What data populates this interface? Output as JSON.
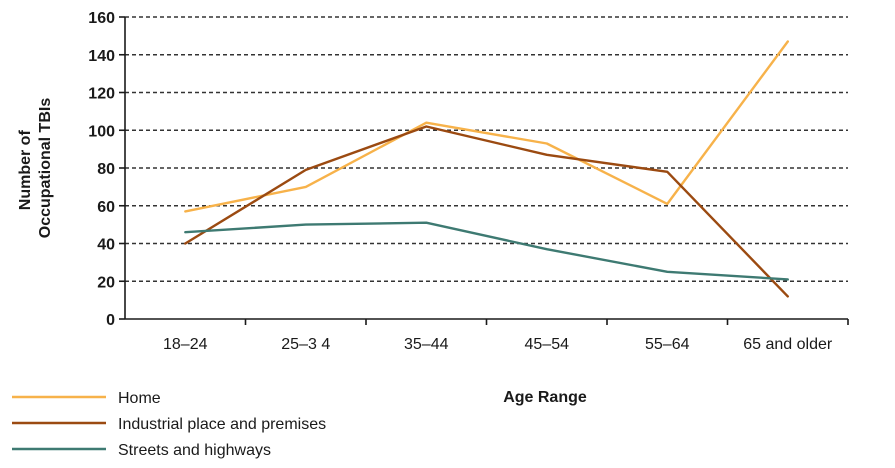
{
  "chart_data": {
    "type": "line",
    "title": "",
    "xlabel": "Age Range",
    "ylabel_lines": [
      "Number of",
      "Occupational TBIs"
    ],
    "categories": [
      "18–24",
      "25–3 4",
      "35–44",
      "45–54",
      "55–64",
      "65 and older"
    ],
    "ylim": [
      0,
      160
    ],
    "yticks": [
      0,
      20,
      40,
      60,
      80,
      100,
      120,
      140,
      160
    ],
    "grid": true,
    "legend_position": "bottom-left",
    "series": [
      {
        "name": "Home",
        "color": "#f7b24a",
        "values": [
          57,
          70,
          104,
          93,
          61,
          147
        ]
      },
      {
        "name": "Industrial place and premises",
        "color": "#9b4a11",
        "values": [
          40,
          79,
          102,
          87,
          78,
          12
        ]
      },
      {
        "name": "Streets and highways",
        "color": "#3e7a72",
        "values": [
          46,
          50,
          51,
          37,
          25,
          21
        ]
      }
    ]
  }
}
==============================
- **SET TASK**: The records above should be reproduced exactly, with no pictures included.

- **CORRECT RESULT**:
What data populates this interface? Output as JSON.
{
  "chart_data": {
    "type": "line",
    "title": "",
    "xlabel": "Age Range",
    "ylabel_lines": [
      "Number of",
      "Occupational TBIs"
    ],
    "categories": [
      "18–24",
      "25–3 4",
      "35–44",
      "45–54",
      "55–64",
      "65 and older"
    ],
    "ylim": [
      0,
      160
    ],
    "yticks": [
      0,
      20,
      40,
      60,
      80,
      100,
      120,
      140,
      160
    ],
    "grid": true,
    "legend_position": "bottom-left",
    "series": [
      {
        "name": "Home",
        "color": "#f7b24a",
        "values": [
          57,
          70,
          104,
          93,
          61,
          147
        ]
      },
      {
        "name": "Industrial place and premises",
        "color": "#9b4a11",
        "values": [
          40,
          79,
          102,
          87,
          78,
          12
        ]
      },
      {
        "name": "Streets and highways",
        "color": "#3e7a72",
        "values": [
          46,
          50,
          51,
          37,
          25,
          21
        ]
      }
    ]
  }
}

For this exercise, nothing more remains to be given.